**OBJECTIVE:**
Go through the data below and gather each line containing "гражданам".

**Data entries:**
○ ○ ○ ○
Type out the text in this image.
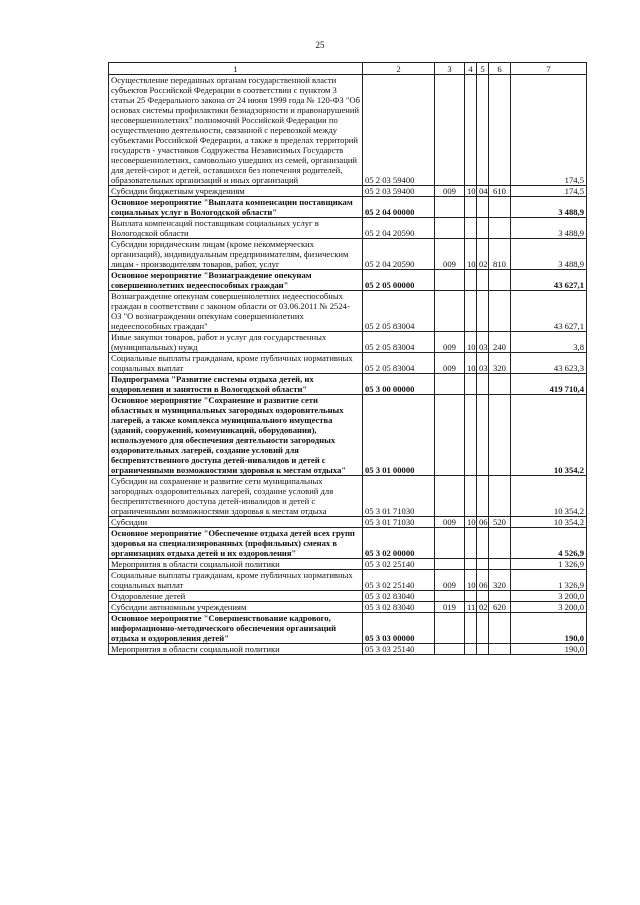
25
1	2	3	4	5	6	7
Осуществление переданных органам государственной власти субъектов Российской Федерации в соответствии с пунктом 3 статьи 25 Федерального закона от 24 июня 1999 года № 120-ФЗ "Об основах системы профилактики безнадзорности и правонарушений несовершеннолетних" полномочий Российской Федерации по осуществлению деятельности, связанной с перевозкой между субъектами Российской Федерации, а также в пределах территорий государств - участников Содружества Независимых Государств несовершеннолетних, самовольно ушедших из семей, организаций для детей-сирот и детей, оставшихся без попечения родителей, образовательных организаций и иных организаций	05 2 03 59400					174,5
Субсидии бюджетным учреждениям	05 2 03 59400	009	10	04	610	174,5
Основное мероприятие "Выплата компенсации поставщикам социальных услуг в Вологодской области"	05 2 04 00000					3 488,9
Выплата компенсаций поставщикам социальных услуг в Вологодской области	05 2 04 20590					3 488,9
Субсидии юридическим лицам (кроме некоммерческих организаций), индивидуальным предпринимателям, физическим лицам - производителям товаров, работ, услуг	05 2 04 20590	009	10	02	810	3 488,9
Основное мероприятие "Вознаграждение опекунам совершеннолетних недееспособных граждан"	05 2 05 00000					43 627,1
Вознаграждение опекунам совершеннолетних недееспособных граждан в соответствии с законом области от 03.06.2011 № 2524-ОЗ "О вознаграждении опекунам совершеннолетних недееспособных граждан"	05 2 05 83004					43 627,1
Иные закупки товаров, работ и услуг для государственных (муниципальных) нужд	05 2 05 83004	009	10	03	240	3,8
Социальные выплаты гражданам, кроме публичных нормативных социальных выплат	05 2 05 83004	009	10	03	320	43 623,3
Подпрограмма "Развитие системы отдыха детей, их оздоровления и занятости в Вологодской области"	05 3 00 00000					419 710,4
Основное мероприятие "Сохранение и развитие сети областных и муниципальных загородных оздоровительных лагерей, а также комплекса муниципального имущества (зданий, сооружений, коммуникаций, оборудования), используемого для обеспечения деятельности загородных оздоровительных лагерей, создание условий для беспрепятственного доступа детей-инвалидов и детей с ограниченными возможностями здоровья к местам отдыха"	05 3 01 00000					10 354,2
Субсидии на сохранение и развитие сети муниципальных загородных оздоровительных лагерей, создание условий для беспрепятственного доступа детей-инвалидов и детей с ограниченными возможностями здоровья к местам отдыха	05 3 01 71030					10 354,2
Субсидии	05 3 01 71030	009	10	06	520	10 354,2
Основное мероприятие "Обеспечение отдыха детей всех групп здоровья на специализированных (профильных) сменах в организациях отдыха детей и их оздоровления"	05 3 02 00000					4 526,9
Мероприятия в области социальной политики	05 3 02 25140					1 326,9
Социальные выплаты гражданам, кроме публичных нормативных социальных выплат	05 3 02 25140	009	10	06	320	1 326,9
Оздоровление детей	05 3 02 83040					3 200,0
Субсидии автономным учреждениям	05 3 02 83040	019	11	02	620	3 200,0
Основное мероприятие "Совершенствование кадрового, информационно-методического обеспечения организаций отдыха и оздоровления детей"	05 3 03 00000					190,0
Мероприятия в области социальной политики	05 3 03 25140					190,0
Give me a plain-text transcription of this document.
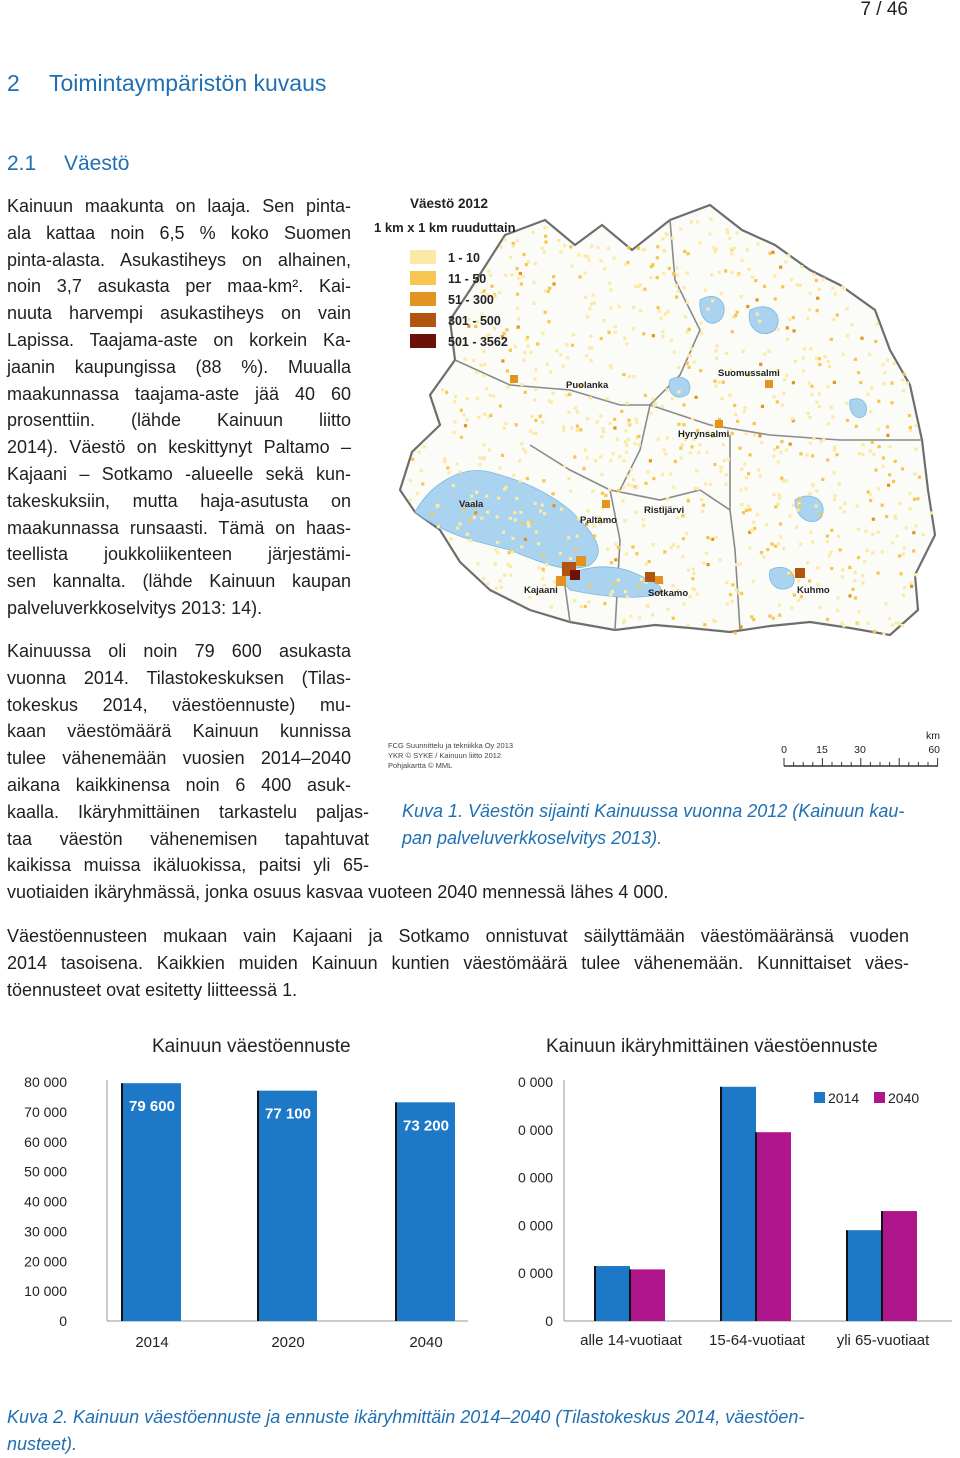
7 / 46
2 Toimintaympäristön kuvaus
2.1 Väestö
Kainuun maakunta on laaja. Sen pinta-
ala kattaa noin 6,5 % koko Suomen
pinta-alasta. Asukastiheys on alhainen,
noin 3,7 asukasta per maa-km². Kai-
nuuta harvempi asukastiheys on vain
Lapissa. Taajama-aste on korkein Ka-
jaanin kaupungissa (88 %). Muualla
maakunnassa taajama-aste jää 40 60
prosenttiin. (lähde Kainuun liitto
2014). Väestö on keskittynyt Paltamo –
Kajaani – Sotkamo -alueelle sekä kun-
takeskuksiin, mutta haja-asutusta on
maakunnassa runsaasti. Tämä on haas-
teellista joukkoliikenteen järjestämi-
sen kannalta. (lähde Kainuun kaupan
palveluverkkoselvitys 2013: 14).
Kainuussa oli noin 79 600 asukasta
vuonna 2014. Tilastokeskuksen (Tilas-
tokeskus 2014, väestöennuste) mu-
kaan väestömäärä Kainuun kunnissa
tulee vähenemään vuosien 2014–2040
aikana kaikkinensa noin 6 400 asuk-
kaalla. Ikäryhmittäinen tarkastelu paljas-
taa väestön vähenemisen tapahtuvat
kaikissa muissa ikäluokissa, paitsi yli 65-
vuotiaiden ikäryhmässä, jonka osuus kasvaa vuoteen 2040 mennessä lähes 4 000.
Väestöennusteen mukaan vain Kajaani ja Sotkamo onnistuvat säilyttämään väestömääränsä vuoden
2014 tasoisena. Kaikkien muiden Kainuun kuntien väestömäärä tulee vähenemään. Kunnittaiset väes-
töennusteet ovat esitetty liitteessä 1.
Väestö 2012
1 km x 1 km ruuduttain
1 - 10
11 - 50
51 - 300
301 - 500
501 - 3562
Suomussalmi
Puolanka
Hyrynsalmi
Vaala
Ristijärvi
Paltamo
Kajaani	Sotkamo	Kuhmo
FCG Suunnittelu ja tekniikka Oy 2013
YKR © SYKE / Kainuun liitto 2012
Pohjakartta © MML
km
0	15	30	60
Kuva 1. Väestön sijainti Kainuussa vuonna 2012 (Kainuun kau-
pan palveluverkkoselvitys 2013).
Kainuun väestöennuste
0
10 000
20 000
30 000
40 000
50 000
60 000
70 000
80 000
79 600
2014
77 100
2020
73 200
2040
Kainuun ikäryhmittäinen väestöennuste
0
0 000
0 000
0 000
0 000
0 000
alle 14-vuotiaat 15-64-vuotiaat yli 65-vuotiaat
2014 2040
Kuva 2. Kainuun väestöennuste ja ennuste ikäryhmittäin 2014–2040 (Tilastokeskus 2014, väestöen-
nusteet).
○ ○ ○ ○
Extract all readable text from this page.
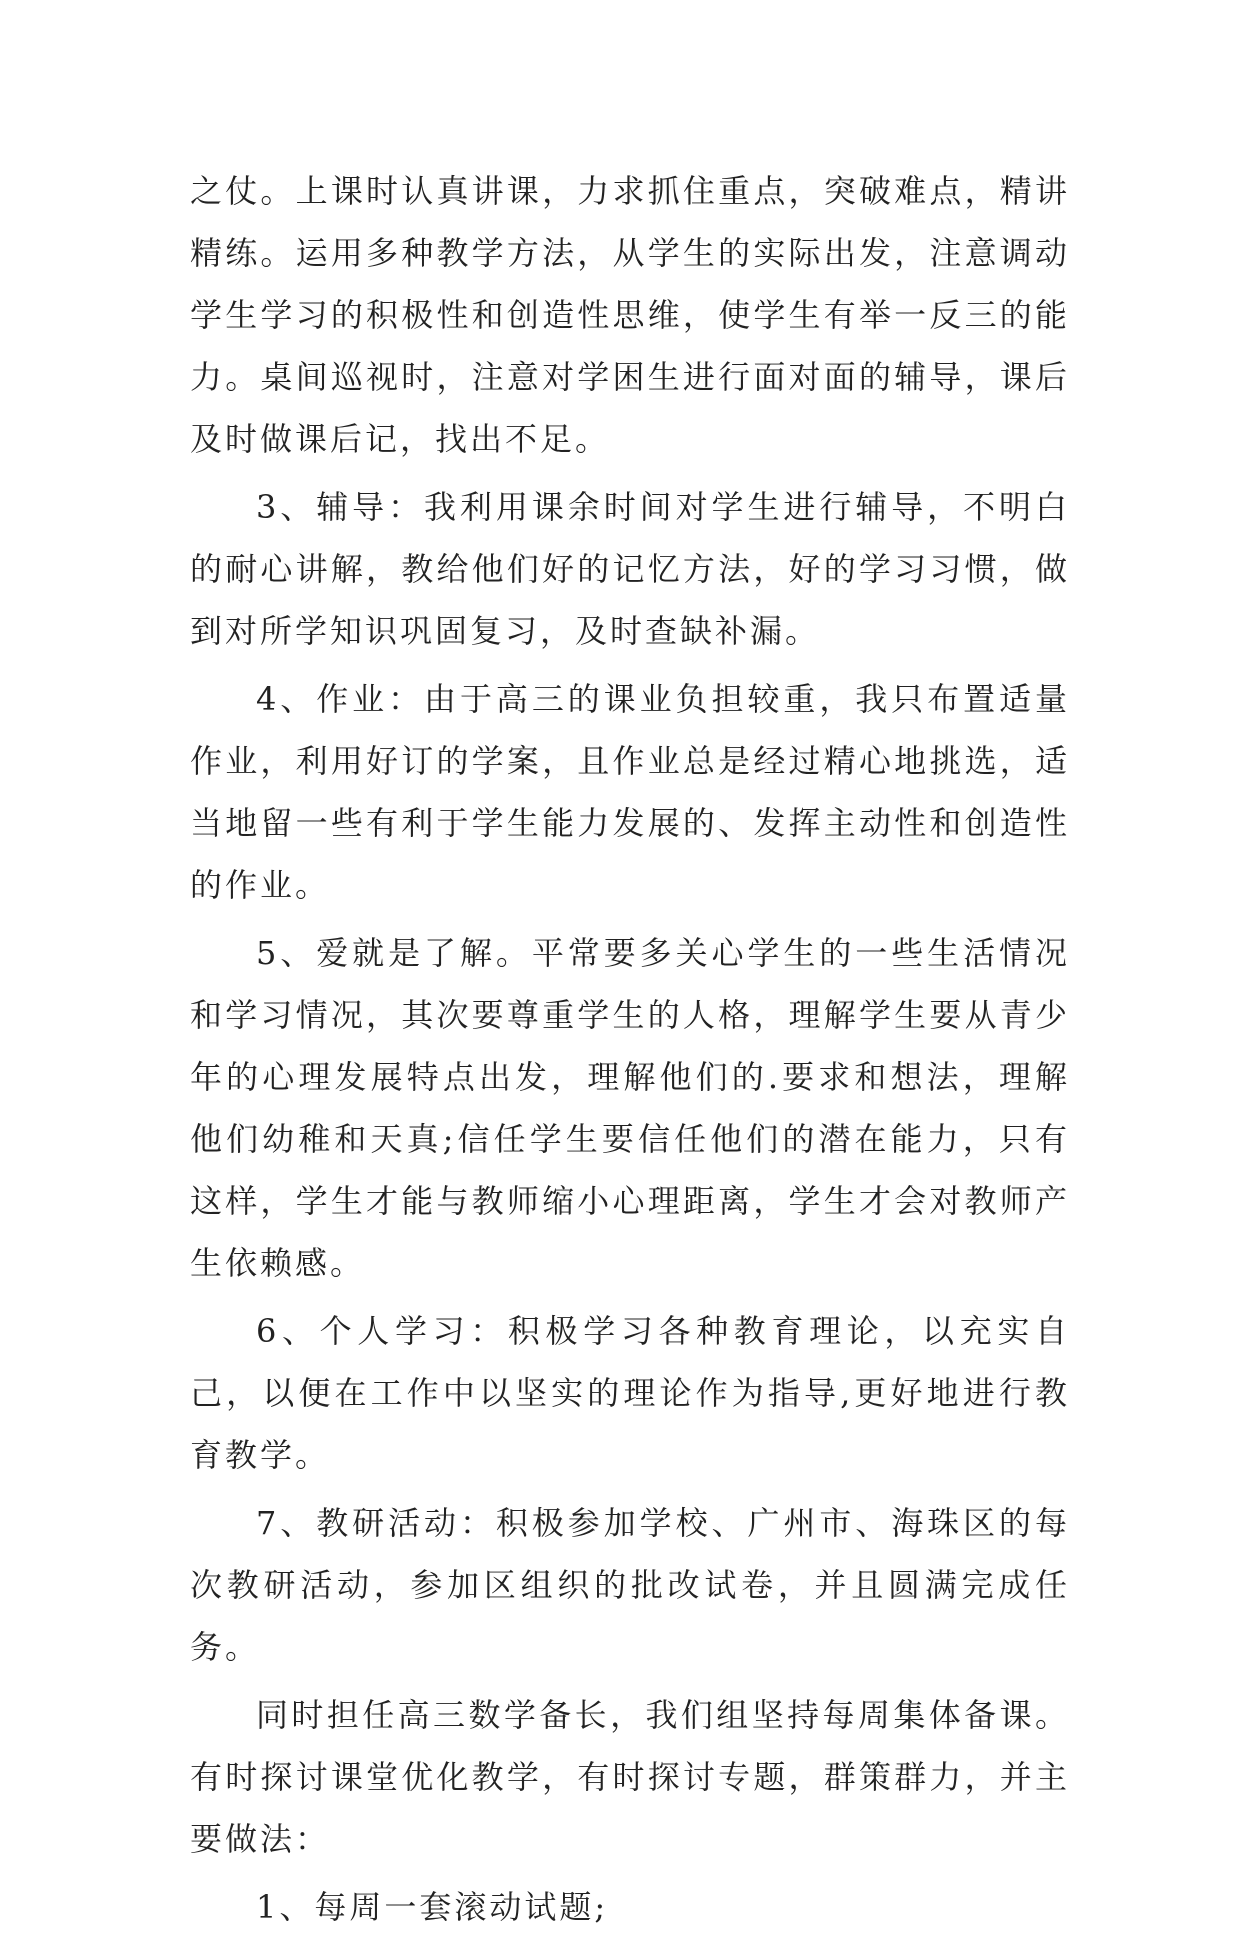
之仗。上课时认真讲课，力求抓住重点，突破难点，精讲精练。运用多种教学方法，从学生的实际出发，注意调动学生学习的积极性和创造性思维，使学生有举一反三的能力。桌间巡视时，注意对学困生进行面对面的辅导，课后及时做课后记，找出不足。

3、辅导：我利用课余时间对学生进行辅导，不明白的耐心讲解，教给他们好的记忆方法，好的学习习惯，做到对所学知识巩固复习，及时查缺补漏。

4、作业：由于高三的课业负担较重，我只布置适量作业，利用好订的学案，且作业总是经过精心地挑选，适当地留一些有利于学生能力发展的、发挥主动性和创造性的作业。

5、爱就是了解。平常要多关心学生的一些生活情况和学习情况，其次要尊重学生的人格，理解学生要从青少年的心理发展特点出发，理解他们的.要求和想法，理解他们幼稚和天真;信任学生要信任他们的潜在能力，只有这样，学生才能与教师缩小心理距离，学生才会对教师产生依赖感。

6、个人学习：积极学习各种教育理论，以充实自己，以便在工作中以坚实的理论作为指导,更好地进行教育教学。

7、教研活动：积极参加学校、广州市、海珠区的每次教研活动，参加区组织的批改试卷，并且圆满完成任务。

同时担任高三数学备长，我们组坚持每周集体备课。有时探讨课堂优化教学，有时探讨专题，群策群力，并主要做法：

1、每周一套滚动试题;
○ ○ ○ ○
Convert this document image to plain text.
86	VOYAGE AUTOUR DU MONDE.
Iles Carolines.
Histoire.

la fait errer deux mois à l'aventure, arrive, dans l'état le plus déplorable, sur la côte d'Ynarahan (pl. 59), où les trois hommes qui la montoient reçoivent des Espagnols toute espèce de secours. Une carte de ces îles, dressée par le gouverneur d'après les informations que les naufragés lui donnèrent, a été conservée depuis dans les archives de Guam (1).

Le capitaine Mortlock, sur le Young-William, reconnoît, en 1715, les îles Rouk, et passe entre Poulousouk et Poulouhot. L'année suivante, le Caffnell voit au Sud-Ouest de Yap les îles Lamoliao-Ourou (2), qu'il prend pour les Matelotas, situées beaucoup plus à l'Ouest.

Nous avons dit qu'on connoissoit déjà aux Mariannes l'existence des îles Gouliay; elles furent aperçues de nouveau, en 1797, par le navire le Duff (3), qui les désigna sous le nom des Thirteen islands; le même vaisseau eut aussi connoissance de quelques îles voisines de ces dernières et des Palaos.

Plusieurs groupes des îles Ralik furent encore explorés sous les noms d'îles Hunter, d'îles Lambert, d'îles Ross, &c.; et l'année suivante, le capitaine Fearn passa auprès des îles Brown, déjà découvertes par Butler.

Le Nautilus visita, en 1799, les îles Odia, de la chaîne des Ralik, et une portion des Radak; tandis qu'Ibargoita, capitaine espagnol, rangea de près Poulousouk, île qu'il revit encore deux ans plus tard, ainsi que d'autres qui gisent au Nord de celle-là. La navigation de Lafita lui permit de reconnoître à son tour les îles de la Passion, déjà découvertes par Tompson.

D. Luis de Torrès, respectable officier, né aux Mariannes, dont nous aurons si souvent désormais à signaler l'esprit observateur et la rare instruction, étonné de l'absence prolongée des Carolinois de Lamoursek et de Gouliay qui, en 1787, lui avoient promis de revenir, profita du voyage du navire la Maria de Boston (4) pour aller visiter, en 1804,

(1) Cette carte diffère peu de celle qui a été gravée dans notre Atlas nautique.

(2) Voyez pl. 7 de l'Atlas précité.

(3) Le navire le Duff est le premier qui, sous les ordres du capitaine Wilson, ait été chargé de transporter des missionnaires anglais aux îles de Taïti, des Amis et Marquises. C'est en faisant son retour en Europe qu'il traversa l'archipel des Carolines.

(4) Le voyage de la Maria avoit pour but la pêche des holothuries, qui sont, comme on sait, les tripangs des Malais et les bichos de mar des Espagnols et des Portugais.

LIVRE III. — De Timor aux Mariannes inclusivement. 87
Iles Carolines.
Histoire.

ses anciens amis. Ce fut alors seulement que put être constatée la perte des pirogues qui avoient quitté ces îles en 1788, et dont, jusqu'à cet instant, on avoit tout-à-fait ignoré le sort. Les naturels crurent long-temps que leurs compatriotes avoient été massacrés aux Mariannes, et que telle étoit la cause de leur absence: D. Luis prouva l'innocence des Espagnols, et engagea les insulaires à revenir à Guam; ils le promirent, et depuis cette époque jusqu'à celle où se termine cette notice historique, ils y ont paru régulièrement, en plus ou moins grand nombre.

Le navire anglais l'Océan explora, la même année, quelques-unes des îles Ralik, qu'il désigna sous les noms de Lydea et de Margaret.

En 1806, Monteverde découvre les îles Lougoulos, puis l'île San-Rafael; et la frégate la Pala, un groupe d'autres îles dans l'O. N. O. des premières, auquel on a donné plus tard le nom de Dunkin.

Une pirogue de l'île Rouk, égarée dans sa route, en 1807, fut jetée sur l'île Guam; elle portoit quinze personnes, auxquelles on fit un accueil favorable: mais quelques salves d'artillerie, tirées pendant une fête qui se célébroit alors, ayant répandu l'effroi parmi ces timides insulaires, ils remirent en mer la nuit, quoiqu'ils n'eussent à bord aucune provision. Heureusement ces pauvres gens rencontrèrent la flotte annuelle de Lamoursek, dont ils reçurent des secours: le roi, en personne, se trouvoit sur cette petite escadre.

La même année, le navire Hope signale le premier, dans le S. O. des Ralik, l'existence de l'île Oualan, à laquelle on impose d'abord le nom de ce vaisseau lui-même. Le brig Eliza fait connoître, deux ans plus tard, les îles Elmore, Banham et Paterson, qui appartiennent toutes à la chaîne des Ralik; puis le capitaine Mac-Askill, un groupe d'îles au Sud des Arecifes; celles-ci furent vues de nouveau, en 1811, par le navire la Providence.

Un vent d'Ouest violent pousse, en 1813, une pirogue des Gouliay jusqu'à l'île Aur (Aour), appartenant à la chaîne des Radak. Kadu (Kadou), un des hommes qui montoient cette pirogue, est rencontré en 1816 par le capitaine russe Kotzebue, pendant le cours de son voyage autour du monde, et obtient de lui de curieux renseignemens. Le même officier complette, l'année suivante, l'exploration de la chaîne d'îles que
○ ○ ○ ○
**RESPONSE:**
Социальные выплаты гражданам, кроме публичных нормативных социальных выплат	05 2 05 83004	009	10	03	320	43 623,3
Социальные выплаты гражданам, кроме публичных нормативных социальных выплат	05 3 02 25140	009	10	06	320	1 326,9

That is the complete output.